Task brief: Leave out the pictures; transcribe all else exactly.

Task material:
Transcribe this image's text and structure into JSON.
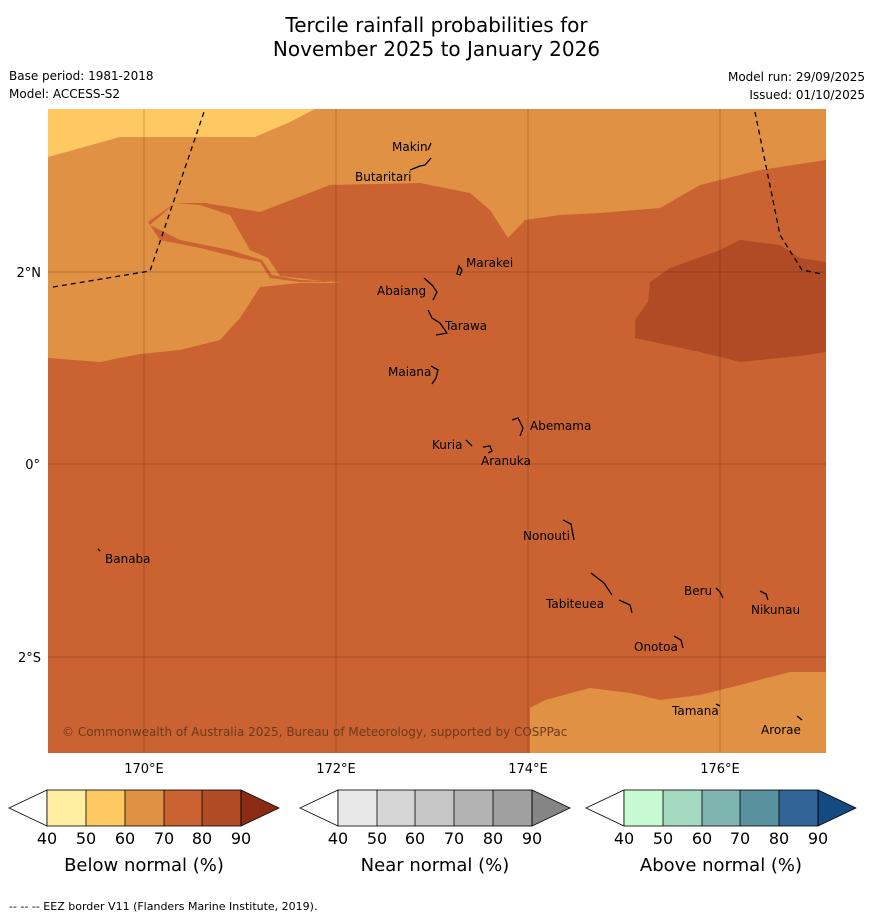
{
  "title": {
    "line1": "Tercile rainfall probabilities for",
    "line2": "November 2025 to January 2026"
  },
  "meta": {
    "base_period": "Base period: 1981-2018",
    "model": "Model: ACCESS-S2",
    "model_run": "Model run: 29/09/2025",
    "issued": "Issued: 01/10/2025"
  },
  "axes": {
    "lon_labels": [
      "170°E",
      "172°E",
      "174°E",
      "176°E"
    ],
    "lat_labels": [
      "2°N",
      "0°",
      "2°S"
    ]
  },
  "places": [
    "Makin",
    "Butaritari",
    "Marakei",
    "Abaiang",
    "Tarawa",
    "Maiana",
    "Abemama",
    "Kuria",
    "Aranuka",
    "Banaba",
    "Nonouti",
    "Beru",
    "Nikunau",
    "Tabiteuea",
    "Onotoa",
    "Tamana",
    "Arorae"
  ],
  "copyright": "© Commonwealth of Australia 2025, Bureau of Meteorology, supported by COSPPac",
  "colorbars": [
    {
      "name": "below",
      "label": "Below normal (%)",
      "ticks": [
        "40",
        "50",
        "60",
        "70",
        "80",
        "90"
      ],
      "colors": [
        "#ffffff",
        "#ffeda0",
        "#fec962",
        "#e09143",
        "#ca6331",
        "#b04b26",
        "#8b2a15"
      ]
    },
    {
      "name": "near",
      "label": "Near normal (%)",
      "ticks": [
        "40",
        "50",
        "60",
        "70",
        "80",
        "90"
      ],
      "colors": [
        "#ffffff",
        "#e8e8e8",
        "#d6d6d6",
        "#c6c6c6",
        "#b3b3b3",
        "#a0a0a0",
        "#858585"
      ]
    },
    {
      "name": "above",
      "label": "Above normal (%)",
      "ticks": [
        "40",
        "50",
        "60",
        "70",
        "80",
        "90"
      ],
      "colors": [
        "#ffffff",
        "#c7fad0",
        "#a3d9bf",
        "#7eb5b0",
        "#5a919f",
        "#326498",
        "#144a80"
      ]
    }
  ],
  "footer": "--  --  -- EEZ border V11 (Flanders Marine Institute, 2019)."
}
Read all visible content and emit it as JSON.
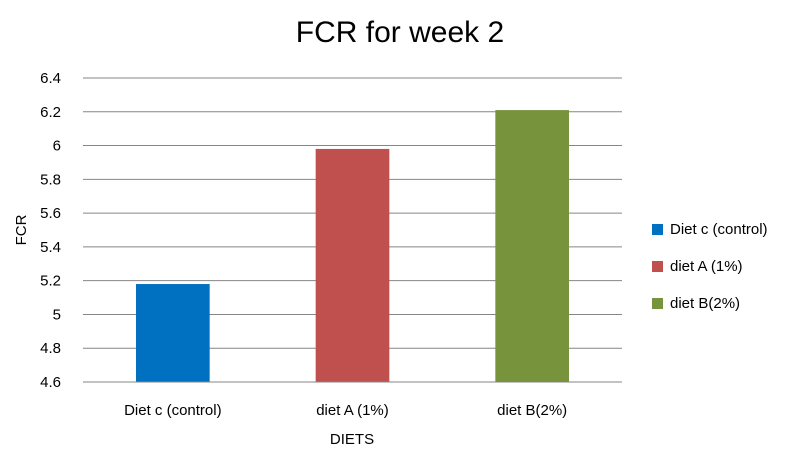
{
  "chart_data": {
    "type": "bar",
    "title": "FCR for week 2",
    "xlabel": "DIETS",
    "ylabel": "FCR",
    "categories": [
      "Diet c (control)",
      "diet A (1%)",
      "diet B(2%)"
    ],
    "values": [
      5.18,
      5.98,
      6.21
    ],
    "colors": [
      "#0070C0",
      "#C0504D",
      "#77933C"
    ],
    "legend": [
      "Diet c (control)",
      "diet A (1%)",
      "diet B(2%)"
    ],
    "legend_position": "right",
    "ylim": [
      4.6,
      6.4
    ],
    "yticks": [
      "4.6",
      "4.8",
      "5",
      "5.2",
      "5.4",
      "5.6",
      "5.8",
      "6",
      "6.2",
      "6.4"
    ],
    "grid": true
  }
}
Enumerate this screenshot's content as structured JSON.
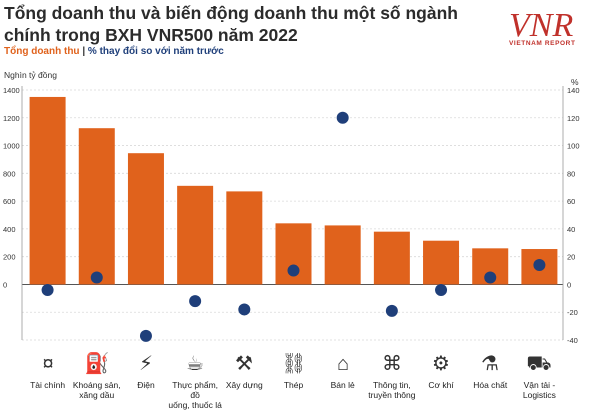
{
  "header": {
    "title": "Tổng doanh thu và biến động doanh thu một số ngành chính trong BXH VNR500 năm 2022",
    "subtitle_revenue": "Tổng doanh thu",
    "subtitle_separator": "|",
    "subtitle_change": "% thay đổi so với năm trước",
    "logo_text": "VNR",
    "logo_subtext": "VIETNAM REPORT"
  },
  "colors": {
    "bar": "#e0621c",
    "dot": "#1f3f7a",
    "title": "#2b2b2b",
    "logo": "#c0312b"
  },
  "chart_data": {
    "type": "bar",
    "title": "Tổng doanh thu và biến động doanh thu một số ngành chính trong BXH VNR500 năm 2022",
    "ylabel": "Nghìn tỷ đồng",
    "y2label": "%",
    "ylim": [
      -400,
      1400
    ],
    "y2lim": [
      -40,
      140
    ],
    "yticks": [
      "1400",
      "1200",
      "1000",
      "800",
      "600",
      "400",
      "200",
      "0",
      "",
      ""
    ],
    "y2ticks": [
      "140",
      "120",
      "100",
      "80",
      "60",
      "40",
      "20",
      "0",
      "-20",
      "-40"
    ],
    "grid": true,
    "categories": [
      "Tài chính",
      "Khoáng sản, xăng dầu",
      "Điện",
      "Thực phẩm, đồ uống, thuốc lá",
      "Xây dựng",
      "Thép",
      "Bán lẻ",
      "Thông tin, truyền thông",
      "Cơ khí",
      "Hóa chất",
      "Vận tải - Logistics"
    ],
    "category_lines": [
      [
        "Tài chính"
      ],
      [
        "Khoáng sản,",
        "xăng dầu"
      ],
      [
        "Điện"
      ],
      [
        "Thực phẩm, đồ",
        "uống, thuốc lá"
      ],
      [
        "Xây dựng"
      ],
      [
        "Thép"
      ],
      [
        "Bán lẻ"
      ],
      [
        "Thông tin,",
        "truyền thông"
      ],
      [
        "Cơ khí"
      ],
      [
        "Hóa chất"
      ],
      [
        "Vận tải -",
        "Logistics"
      ]
    ],
    "icons": [
      "money-icon",
      "oil-rig-icon",
      "power-tower-icon",
      "food-drink-icon",
      "crane-icon",
      "steel-beam-icon",
      "shop-icon",
      "network-icon",
      "gear-icon",
      "chemical-flask-icon",
      "truck-icon"
    ],
    "series": [
      {
        "name": "Tổng doanh thu",
        "type": "bar",
        "axis": "left",
        "values": [
          1350,
          1125,
          945,
          710,
          670,
          440,
          425,
          380,
          315,
          260,
          255
        ]
      },
      {
        "name": "% thay đổi so với năm trước",
        "type": "scatter",
        "axis": "right",
        "values": [
          -4,
          5,
          -37,
          -12,
          -18,
          10,
          120,
          -19,
          -4,
          5,
          14
        ]
      }
    ]
  }
}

Solution below:
Transcribe this image's text and structure into JSON.
{
  "title": {
    "line1": "Tercile rainfall probabilities for",
    "line2": "November 2025 to January 2026"
  },
  "meta": {
    "base_period": "Base period: 1981-2018",
    "model": "Model: ACCESS-S2",
    "model_run": "Model run: 29/09/2025",
    "issued": "Issued: 01/10/2025"
  },
  "axes": {
    "lon_labels": [
      "170°E",
      "172°E",
      "174°E",
      "176°E"
    ],
    "lat_labels": [
      "2°N",
      "0°",
      "2°S"
    ]
  },
  "places": [
    "Makin",
    "Butaritari",
    "Marakei",
    "Abaiang",
    "Tarawa",
    "Maiana",
    "Abemama",
    "Kuria",
    "Aranuka",
    "Banaba",
    "Nonouti",
    "Beru",
    "Nikunau",
    "Tabiteuea",
    "Onotoa",
    "Tamana",
    "Arorae"
  ],
  "copyright": "© Commonwealth of Australia 2025, Bureau of Meteorology, supported by COSPPac",
  "colorbars": [
    {
      "name": "below",
      "label": "Below normal (%)",
      "ticks": [
        "40",
        "50",
        "60",
        "70",
        "80",
        "90"
      ],
      "colors": [
        "#ffffff",
        "#ffeda0",
        "#fec962",
        "#e09143",
        "#ca6331",
        "#b04b26",
        "#8b2a15"
      ]
    },
    {
      "name": "near",
      "label": "Near normal (%)",
      "ticks": [
        "40",
        "50",
        "60",
        "70",
        "80",
        "90"
      ],
      "colors": [
        "#ffffff",
        "#e8e8e8",
        "#d6d6d6",
        "#c6c6c6",
        "#b3b3b3",
        "#a0a0a0",
        "#858585"
      ]
    },
    {
      "name": "above",
      "label": "Above normal (%)",
      "ticks": [
        "40",
        "50",
        "60",
        "70",
        "80",
        "90"
      ],
      "colors": [
        "#ffffff",
        "#c7fad0",
        "#a3d9bf",
        "#7eb5b0",
        "#5a919f",
        "#326498",
        "#144a80"
      ]
    }
  ],
  "footer": "--  --  -- EEZ border V11 (Flanders Marine Institute, 2019)."
}
Read all visible content and emit it as JSON.
{
  "chart_data": {
    "type": "bar",
    "title": "FCR for week 2",
    "xlabel": "DIETS",
    "ylabel": "FCR",
    "categories": [
      "Diet c (control)",
      "diet A (1%)",
      "diet B(2%)"
    ],
    "values": [
      5.18,
      5.98,
      6.21
    ],
    "colors": [
      "#0070C0",
      "#C0504D",
      "#77933C"
    ],
    "legend": [
      "Diet c (control)",
      "diet A (1%)",
      "diet B(2%)"
    ],
    "legend_position": "right",
    "ylim": [
      4.6,
      6.4
    ],
    "yticks": [
      "4.6",
      "4.8",
      "5",
      "5.2",
      "5.4",
      "5.6",
      "5.8",
      "6",
      "6.2",
      "6.4"
    ],
    "grid": true
  }
}
Enumerate this screenshot's content as structured JSON.
{
  "header": {
    "title": "Tổng doanh thu và biến động doanh thu một số ngành chính trong BXH VNR500 năm 2022",
    "subtitle_revenue": "Tổng doanh thu",
    "subtitle_separator": "|",
    "subtitle_change": "% thay đổi so với năm trước",
    "logo_text": "VNR",
    "logo_subtext": "VIETNAM REPORT"
  },
  "colors": {
    "bar": "#e0621c",
    "dot": "#1f3f7a",
    "title": "#2b2b2b",
    "logo": "#c0312b"
  },
  "chart_data": {
    "type": "bar",
    "title": "Tổng doanh thu và biến động doanh thu một số ngành chính trong BXH VNR500 năm 2022",
    "ylabel": "Nghìn tỷ đồng",
    "y2label": "%",
    "ylim": [
      -400,
      1400
    ],
    "y2lim": [
      -40,
      140
    ],
    "yticks": [
      "1400",
      "1200",
      "1000",
      "800",
      "600",
      "400",
      "200",
      "0",
      "",
      ""
    ],
    "y2ticks": [
      "140",
      "120",
      "100",
      "80",
      "60",
      "40",
      "20",
      "0",
      "-20",
      "-40"
    ],
    "grid": true,
    "categories": [
      "Tài chính",
      "Khoáng sản, xăng dầu",
      "Điện",
      "Thực phẩm, đồ uống, thuốc lá",
      "Xây dựng",
      "Thép",
      "Bán lẻ",
      "Thông tin, truyền thông",
      "Cơ khí",
      "Hóa chất",
      "Vận tải - Logistics"
    ],
    "category_lines": [
      [
        "Tài chính"
      ],
      [
        "Khoáng sản,",
        "xăng dầu"
      ],
      [
        "Điện"
      ],
      [
        "Thực phẩm, đồ",
        "uống, thuốc lá"
      ],
      [
        "Xây dựng"
      ],
      [
        "Thép"
      ],
      [
        "Bán lẻ"
      ],
      [
        "Thông tin,",
        "truyền thông"
      ],
      [
        "Cơ khí"
      ],
      [
        "Hóa chất"
      ],
      [
        "Vận tải -",
        "Logistics"
      ]
    ],
    "icons": [
      "money-icon",
      "oil-rig-icon",
      "power-tower-icon",
      "food-drink-icon",
      "crane-icon",
      "steel-beam-icon",
      "shop-icon",
      "network-icon",
      "gear-icon",
      "chemical-flask-icon",
      "truck-icon"
    ],
    "series": [
      {
        "name": "Tổng doanh thu",
        "type": "bar",
        "axis": "left",
        "values": [
          1350,
          1125,
          945,
          710,
          670,
          440,
          425,
          380,
          315,
          260,
          255
        ]
      },
      {
        "name": "% thay đổi so với năm trước",
        "type": "scatter",
        "axis": "right",
        "values": [
          -4,
          5,
          -37,
          -12,
          -18,
          10,
          120,
          -19,
          -4,
          5,
          14
        ]
      }
    ]
  }
}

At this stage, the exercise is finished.